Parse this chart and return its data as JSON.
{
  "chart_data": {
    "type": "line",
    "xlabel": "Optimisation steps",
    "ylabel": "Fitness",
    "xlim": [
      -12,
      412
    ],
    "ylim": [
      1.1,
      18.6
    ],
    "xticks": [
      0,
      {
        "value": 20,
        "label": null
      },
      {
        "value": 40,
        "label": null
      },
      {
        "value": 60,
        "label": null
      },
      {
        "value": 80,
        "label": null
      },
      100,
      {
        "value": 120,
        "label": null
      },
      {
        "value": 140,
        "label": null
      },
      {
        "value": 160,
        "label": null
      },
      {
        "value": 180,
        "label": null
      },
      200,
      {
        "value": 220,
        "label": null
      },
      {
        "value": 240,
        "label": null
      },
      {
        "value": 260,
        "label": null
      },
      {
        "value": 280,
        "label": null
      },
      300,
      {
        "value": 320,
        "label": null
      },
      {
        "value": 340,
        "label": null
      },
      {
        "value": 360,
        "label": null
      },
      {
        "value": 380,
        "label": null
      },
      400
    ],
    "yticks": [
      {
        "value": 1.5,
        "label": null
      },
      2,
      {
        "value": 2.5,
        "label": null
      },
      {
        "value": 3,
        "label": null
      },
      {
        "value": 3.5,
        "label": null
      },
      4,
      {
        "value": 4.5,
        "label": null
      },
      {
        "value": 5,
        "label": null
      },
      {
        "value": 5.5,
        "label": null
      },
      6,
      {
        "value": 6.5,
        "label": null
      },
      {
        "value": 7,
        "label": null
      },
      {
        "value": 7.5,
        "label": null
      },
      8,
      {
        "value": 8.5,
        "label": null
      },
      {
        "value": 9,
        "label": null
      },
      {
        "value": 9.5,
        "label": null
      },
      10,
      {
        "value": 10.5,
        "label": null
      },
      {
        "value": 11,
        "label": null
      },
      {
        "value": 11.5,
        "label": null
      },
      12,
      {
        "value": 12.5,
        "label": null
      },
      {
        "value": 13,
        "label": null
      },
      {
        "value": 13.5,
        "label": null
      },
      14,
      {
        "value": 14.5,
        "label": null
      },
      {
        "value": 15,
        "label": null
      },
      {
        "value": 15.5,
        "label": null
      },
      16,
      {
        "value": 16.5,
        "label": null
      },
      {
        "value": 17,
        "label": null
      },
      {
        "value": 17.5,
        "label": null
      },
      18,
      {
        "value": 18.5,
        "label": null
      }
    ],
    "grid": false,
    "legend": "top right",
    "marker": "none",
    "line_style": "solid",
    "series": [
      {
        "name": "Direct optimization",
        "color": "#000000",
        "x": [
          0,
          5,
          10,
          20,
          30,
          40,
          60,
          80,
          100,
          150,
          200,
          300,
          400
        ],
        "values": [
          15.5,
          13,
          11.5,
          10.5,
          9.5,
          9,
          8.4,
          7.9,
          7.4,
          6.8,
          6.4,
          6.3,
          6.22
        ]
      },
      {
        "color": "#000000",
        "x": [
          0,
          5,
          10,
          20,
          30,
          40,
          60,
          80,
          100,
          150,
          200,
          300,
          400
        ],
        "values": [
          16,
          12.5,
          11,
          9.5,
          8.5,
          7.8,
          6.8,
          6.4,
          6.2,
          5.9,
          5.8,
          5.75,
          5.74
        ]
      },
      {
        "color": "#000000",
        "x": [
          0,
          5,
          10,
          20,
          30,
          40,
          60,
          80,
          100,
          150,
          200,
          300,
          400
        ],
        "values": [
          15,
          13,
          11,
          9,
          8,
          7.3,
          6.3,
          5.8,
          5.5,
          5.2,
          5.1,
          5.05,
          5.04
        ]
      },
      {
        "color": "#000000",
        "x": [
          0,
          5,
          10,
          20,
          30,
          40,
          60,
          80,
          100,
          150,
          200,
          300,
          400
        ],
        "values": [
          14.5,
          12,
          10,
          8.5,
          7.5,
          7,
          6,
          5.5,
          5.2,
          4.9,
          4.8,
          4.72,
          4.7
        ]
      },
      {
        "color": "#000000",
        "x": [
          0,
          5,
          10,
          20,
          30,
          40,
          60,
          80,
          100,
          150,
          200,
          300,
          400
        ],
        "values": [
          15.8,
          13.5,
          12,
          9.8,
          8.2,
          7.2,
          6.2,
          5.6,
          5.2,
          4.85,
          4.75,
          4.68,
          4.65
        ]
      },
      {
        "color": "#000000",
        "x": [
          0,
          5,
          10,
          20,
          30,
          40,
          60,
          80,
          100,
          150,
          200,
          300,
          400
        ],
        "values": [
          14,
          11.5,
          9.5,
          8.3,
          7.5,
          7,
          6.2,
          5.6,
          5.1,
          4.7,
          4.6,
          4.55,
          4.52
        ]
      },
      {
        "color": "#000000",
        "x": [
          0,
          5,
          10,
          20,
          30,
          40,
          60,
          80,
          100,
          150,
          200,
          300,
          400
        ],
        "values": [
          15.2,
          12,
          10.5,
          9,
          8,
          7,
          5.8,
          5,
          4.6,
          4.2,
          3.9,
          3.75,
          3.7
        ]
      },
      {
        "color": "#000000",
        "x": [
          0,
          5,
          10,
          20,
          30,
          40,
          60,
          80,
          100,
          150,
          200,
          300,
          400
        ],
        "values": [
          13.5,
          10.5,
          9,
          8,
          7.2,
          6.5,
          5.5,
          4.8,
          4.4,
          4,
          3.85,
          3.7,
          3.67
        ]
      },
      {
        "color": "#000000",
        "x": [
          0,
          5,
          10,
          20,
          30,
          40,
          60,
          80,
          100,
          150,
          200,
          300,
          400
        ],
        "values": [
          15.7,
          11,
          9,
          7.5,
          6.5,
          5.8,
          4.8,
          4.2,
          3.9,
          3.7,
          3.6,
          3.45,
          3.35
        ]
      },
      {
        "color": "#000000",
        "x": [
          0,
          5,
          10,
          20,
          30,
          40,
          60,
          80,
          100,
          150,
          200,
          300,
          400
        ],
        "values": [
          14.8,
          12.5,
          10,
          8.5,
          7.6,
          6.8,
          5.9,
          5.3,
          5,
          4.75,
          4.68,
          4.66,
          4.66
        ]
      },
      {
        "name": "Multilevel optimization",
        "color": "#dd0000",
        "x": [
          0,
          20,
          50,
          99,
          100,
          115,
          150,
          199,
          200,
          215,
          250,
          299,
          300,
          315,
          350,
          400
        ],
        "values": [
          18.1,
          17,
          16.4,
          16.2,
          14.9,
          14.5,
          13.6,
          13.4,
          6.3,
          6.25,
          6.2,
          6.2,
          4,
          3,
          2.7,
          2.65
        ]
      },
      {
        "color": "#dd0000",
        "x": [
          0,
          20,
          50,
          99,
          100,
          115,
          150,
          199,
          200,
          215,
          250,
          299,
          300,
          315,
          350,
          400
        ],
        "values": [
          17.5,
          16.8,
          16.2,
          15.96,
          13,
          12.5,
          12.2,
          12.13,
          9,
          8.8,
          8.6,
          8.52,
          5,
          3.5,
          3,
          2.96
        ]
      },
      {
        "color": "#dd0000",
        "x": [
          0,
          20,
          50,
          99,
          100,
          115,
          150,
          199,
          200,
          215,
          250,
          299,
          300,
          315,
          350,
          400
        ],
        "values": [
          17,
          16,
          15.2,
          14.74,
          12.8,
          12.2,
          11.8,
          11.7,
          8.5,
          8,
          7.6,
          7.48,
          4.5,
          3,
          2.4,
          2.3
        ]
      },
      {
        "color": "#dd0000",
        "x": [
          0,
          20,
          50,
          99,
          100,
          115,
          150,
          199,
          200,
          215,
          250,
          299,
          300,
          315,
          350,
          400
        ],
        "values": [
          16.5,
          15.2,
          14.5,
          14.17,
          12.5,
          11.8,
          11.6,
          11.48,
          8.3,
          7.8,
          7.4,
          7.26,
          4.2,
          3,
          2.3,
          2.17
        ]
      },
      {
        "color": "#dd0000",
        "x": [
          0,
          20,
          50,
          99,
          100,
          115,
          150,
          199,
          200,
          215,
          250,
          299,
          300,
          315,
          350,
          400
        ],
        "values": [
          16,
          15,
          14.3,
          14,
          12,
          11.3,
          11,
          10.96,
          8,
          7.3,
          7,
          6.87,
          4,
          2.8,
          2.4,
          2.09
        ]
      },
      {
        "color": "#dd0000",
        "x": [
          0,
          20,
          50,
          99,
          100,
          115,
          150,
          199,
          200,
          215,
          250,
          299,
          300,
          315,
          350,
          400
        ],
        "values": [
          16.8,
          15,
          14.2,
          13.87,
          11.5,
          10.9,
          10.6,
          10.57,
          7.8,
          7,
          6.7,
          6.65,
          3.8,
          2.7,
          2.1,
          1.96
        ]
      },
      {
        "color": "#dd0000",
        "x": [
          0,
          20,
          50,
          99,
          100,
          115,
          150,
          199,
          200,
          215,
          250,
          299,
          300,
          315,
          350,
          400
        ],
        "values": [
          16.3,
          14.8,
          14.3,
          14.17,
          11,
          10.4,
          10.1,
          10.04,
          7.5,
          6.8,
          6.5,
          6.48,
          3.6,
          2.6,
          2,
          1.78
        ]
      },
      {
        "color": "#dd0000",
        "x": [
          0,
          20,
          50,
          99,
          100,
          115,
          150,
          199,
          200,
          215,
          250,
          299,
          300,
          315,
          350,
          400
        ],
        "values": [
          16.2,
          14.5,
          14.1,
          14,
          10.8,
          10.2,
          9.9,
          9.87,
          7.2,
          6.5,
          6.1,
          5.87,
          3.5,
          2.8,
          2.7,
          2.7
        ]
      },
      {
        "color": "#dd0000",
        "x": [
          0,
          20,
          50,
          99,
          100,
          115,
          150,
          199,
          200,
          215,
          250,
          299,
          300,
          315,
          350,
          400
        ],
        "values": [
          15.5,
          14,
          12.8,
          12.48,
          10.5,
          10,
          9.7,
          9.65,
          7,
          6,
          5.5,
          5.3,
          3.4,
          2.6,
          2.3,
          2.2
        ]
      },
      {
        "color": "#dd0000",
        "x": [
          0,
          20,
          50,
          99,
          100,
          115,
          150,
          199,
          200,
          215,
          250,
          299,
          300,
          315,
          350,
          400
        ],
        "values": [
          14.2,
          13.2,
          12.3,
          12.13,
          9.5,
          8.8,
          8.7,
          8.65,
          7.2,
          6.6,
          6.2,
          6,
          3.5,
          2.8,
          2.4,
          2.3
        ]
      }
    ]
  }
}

== == ==

=== What you need to do ===
In the entries above, find each line with the word "optimization" and show it.

=== Expected answer ===
        "name": "Direct optimization",
        "name": "Multilevel optimization",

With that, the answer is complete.